What to produce: List all the lines in these records that hold "relative".

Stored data
## start

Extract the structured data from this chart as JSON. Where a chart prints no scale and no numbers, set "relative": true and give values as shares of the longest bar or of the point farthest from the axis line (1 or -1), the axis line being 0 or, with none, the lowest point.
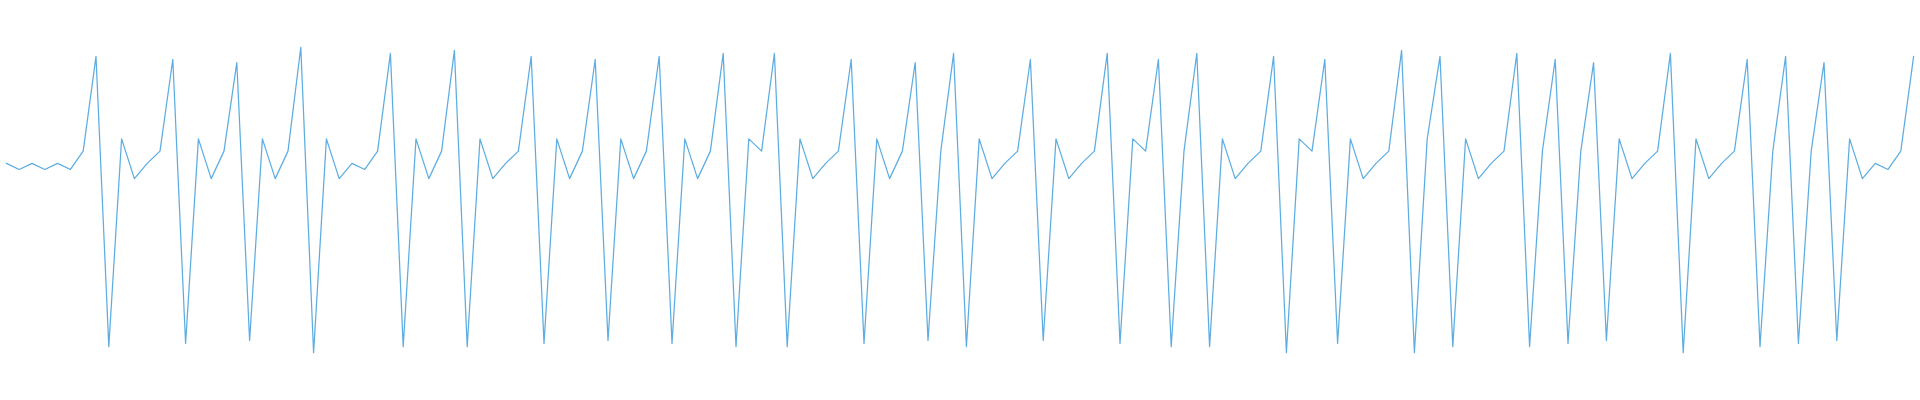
{
  "chart_data": {
    "type": "line",
    "relative": true,
    "categories": [
      null,
      null,
      null,
      null,
      null,
      null,
      null,
      null,
      null,
      null,
      null,
      null,
      null,
      null,
      null,
      null,
      null,
      null,
      null,
      null,
      null,
      null,
      null,
      null,
      null,
      null,
      null,
      null,
      null,
      null,
      null,
      null,
      null,
      null,
      null,
      null,
      null,
      null,
      null,
      null,
      null,
      null,
      null,
      null,
      null,
      null,
      null,
      null,
      null,
      null,
      null,
      null,
      null,
      null,
      null,
      null,
      null,
      null,
      null,
      null,
      null,
      null,
      null,
      null,
      null,
      null,
      null,
      null,
      null,
      null,
      null,
      null,
      null,
      null,
      null,
      null,
      null,
      null,
      null,
      null,
      null,
      null,
      null,
      null,
      null,
      null,
      null,
      null,
      null,
      null,
      null,
      null,
      null,
      null,
      null,
      null,
      null,
      null,
      null,
      null,
      null,
      null,
      null,
      null,
      null,
      null,
      null,
      null,
      null,
      null,
      null,
      null,
      null,
      null,
      null,
      null,
      null,
      null,
      null,
      null,
      null,
      null,
      null,
      null,
      null,
      null,
      null,
      null,
      null,
      null,
      null,
      null,
      null,
      null,
      null,
      null,
      null,
      null,
      null,
      null,
      null,
      null,
      null,
      null,
      null,
      null,
      null,
      null,
      null,
      null
    ],
    "series": [
      {
        "color": "#5dade2",
        "values": [
          0.62,
          0.6,
          0.62,
          0.6,
          0.62,
          0.6,
          0.66,
          0.97,
          0.02,
          0.7,
          0.57,
          0.62,
          0.66,
          0.96,
          0.03,
          0.7,
          0.57,
          0.66,
          0.95,
          0.04,
          0.7,
          0.57,
          0.66,
          1.0,
          0.0,
          0.7,
          0.57,
          0.62,
          0.6,
          0.66,
          0.98,
          0.02,
          0.7,
          0.57,
          0.66,
          0.99,
          0.02,
          0.7,
          0.57,
          0.62,
          0.66,
          0.97,
          0.03,
          0.7,
          0.57,
          0.66,
          0.96,
          0.04,
          0.7,
          0.57,
          0.66,
          0.97,
          0.03,
          0.7,
          0.57,
          0.66,
          0.98,
          0.02,
          0.7,
          0.66,
          0.98,
          0.02,
          0.7,
          0.57,
          0.62,
          0.66,
          0.96,
          0.03,
          0.7,
          0.57,
          0.66,
          0.95,
          0.04,
          0.66,
          0.98,
          0.02,
          0.7,
          0.57,
          0.62,
          0.66,
          0.96,
          0.04,
          0.7,
          0.57,
          0.62,
          0.66,
          0.98,
          0.03,
          0.7,
          0.66,
          0.96,
          0.02,
          0.66,
          0.98,
          0.02,
          0.7,
          0.57,
          0.62,
          0.66,
          0.97,
          0.0,
          0.7,
          0.66,
          0.96,
          0.03,
          0.7,
          0.57,
          0.62,
          0.66,
          0.99,
          0.0,
          0.7,
          0.97,
          0.02,
          0.7,
          0.57,
          0.62,
          0.66,
          0.98,
          0.02,
          0.66,
          0.96,
          0.03,
          0.66,
          0.95,
          0.04,
          0.7,
          0.57,
          0.62,
          0.66,
          0.98,
          0.0,
          0.7,
          0.57,
          0.62,
          0.66,
          0.96,
          0.02,
          0.66,
          0.97,
          0.03,
          0.66,
          0.95,
          0.04,
          0.7,
          0.57,
          0.62,
          0.6,
          0.66,
          0.97
        ]
      }
    ]
  }
}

## end

Final result:
Extract the structured data from this chart as JSON. Where a chart prints no scale and no numbers, set "relative": true and give values as shares of the longest bar or of the point farthest from the axis line (1 or -1), the axis line being 0 or, with none, the lowest point.
    "relative": true,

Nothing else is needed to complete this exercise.